◆ Do this
Your copy of the material below should match it exactly, except that it holds no pictures.

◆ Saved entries
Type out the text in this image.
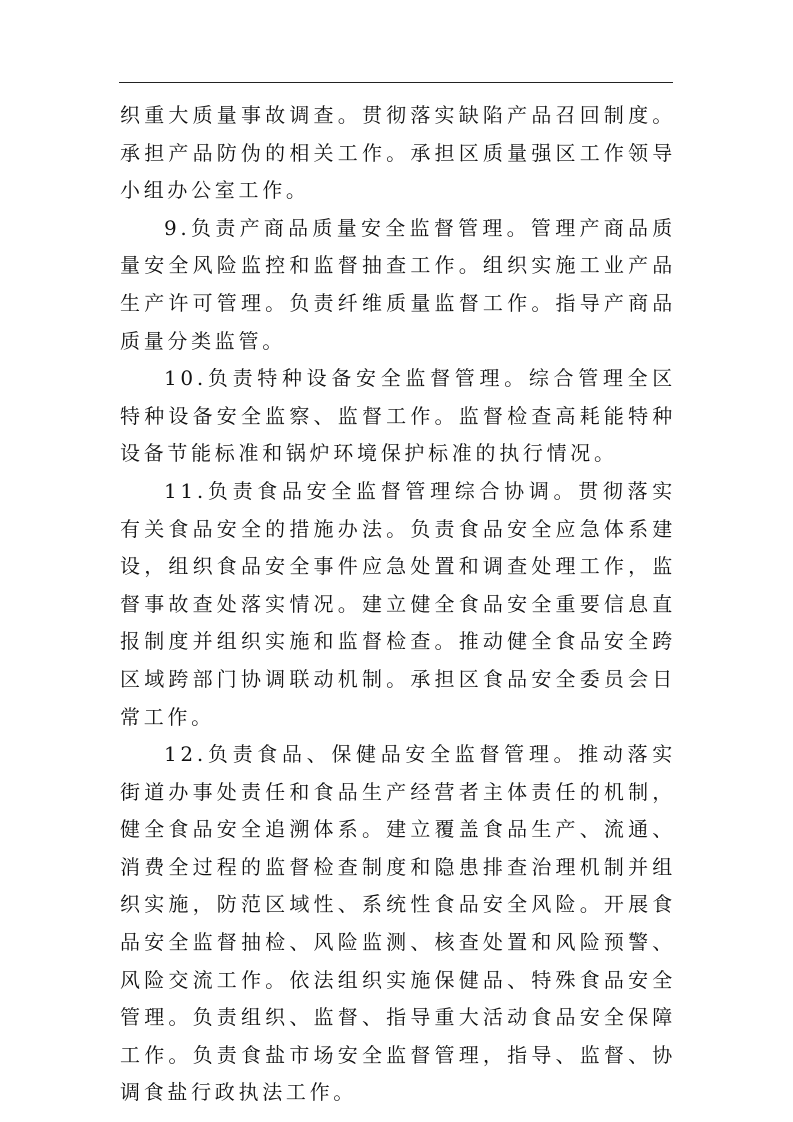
织重大质量事故调查。贯彻落实缺陷产品召回制度。承担产品防伪的相关工作。承担区质量强区工作领导小组办公室工作。

9.负责产商品质量安全监督管理。管理产商品质量安全风险监控和监督抽查工作。组织实施工业产品生产许可管理。负责纤维质量监督工作。指导产商品质量分类监管。

10.负责特种设备安全监督管理。综合管理全区特种设备安全监察、监督工作。监督检查高耗能特种设备节能标准和锅炉环境保护标准的执行情况。

11.负责食品安全监督管理综合协调。贯彻落实有关食品安全的措施办法。负责食品安全应急体系建设，组织食品安全事件应急处置和调查处理工作，监督事故查处落实情况。建立健全食品安全重要信息直报制度并组织实施和监督检查。推动健全食品安全跨区域跨部门协调联动机制。承担区食品安全委员会日常工作。

12.负责食品、保健品安全监督管理。推动落实街道办事处责任和食品生产经营者主体责任的机制，健全食品安全追溯体系。建立覆盖食品生产、流通、消费全过程的监督检查制度和隐患排查治理机制并组织实施，防范区域性、系统性食品安全风险。开展食品安全监督抽检、风险监测、核查处置和风险预警、风险交流工作。依法组织实施保健品、特殊食品安全管理。负责组织、监督、指导重大活动食品安全保障工作。负责食盐市场安全监督管理，指导、监督、协调食盐行政执法工作。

◆ Answer in full
Type out the text in this image.
织重大质量事故调查。贯彻落实缺陷产品召回制度。承担产品防伪的相关工作。承担区质量强区工作领导小组办公室工作。

9.负责产商品质量安全监督管理。管理产商品质量安全风险监控和监督抽查工作。组织实施工业产品生产许可管理。负责纤维质量监督工作。指导产商品质量分类监管。

10.负责特种设备安全监督管理。综合管理全区特种设备安全监察、监督工作。监督检查高耗能特种设备节能标准和锅炉环境保护标准的执行情况。

11.负责食品安全监督管理综合协调。贯彻落实有关食品安全的措施办法。负责食品安全应急体系建设，组织食品安全事件应急处置和调查处理工作，监督事故查处落实情况。建立健全食品安全重要信息直报制度并组织实施和监督检查。推动健全食品安全跨区域跨部门协调联动机制。承担区食品安全委员会日常工作。

12.负责食品、保健品安全监督管理。推动落实街道办事处责任和食品生产经营者主体责任的机制，健全食品安全追溯体系。建立覆盖食品生产、流通、消费全过程的监督检查制度和隐患排查治理机制并组织实施，防范区域性、系统性食品安全风险。开展食品安全监督抽检、风险监测、核查处置和风险预警、风险交流工作。依法组织实施保健品、特殊食品安全管理。负责组织、监督、指导重大活动食品安全保障工作。负责食盐市场安全监督管理，指导、监督、协调食盐行政执法工作。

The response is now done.